Transcribe the records that follow. Keep every word exactly, and drop the pictures.

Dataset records

● ● ● ●

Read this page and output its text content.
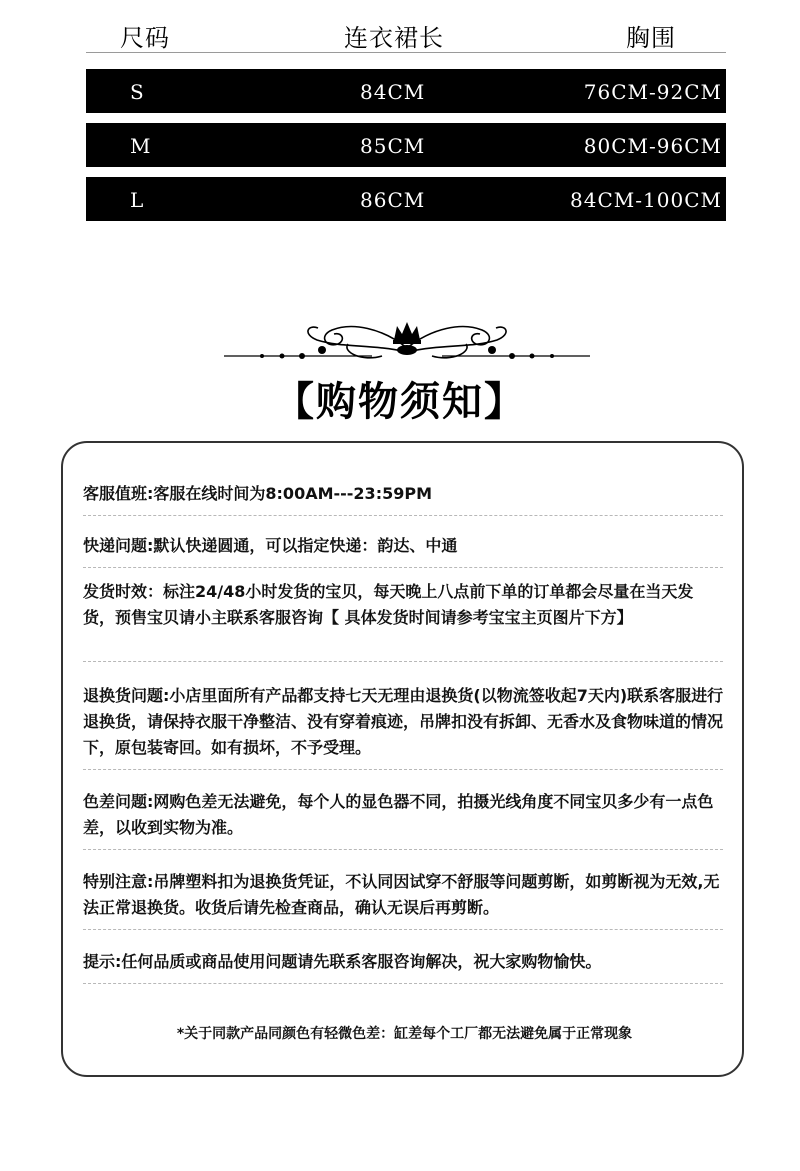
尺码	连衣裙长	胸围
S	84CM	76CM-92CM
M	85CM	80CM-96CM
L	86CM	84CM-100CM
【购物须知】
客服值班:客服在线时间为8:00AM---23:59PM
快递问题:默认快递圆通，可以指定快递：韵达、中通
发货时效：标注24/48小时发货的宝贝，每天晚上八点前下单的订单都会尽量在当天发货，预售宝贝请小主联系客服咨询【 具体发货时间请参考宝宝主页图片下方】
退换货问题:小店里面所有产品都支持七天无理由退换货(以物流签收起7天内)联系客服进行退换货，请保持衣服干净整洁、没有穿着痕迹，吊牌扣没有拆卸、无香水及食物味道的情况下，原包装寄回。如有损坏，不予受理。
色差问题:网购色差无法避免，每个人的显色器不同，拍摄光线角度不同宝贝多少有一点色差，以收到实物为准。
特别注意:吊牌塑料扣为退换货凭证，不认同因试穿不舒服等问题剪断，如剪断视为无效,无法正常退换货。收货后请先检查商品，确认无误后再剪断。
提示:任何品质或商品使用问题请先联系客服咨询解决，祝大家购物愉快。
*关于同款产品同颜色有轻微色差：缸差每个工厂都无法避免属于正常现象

● ● ● ●

Answer to this problem —
Read this page and output its text content.
尺码	连衣裙长	胸围
S	84CM	76CM-92CM
M	85CM	80CM-96CM
L	86CM	84CM-100CM
【购物须知】
客服值班:客服在线时间为8:00AM---23:59PM
快递问题:默认快递圆通，可以指定快递：韵达、中通
发货时效：标注24/48小时发货的宝贝，每天晚上八点前下单的订单都会尽量在当天发货，预售宝贝请小主联系客服咨询【 具体发货时间请参考宝宝主页图片下方】
退换货问题:小店里面所有产品都支持七天无理由退换货(以物流签收起7天内)联系客服进行退换货，请保持衣服干净整洁、没有穿着痕迹，吊牌扣没有拆卸、无香水及食物味道的情况下，原包装寄回。如有损坏，不予受理。
色差问题:网购色差无法避免，每个人的显色器不同，拍摄光线角度不同宝贝多少有一点色差，以收到实物为准。
特别注意:吊牌塑料扣为退换货凭证，不认同因试穿不舒服等问题剪断，如剪断视为无效,无法正常退换货。收货后请先检查商品，确认无误后再剪断。
提示:任何品质或商品使用问题请先联系客服咨询解决，祝大家购物愉快。
*关于同款产品同颜色有轻微色差：缸差每个工厂都无法避免属于正常现象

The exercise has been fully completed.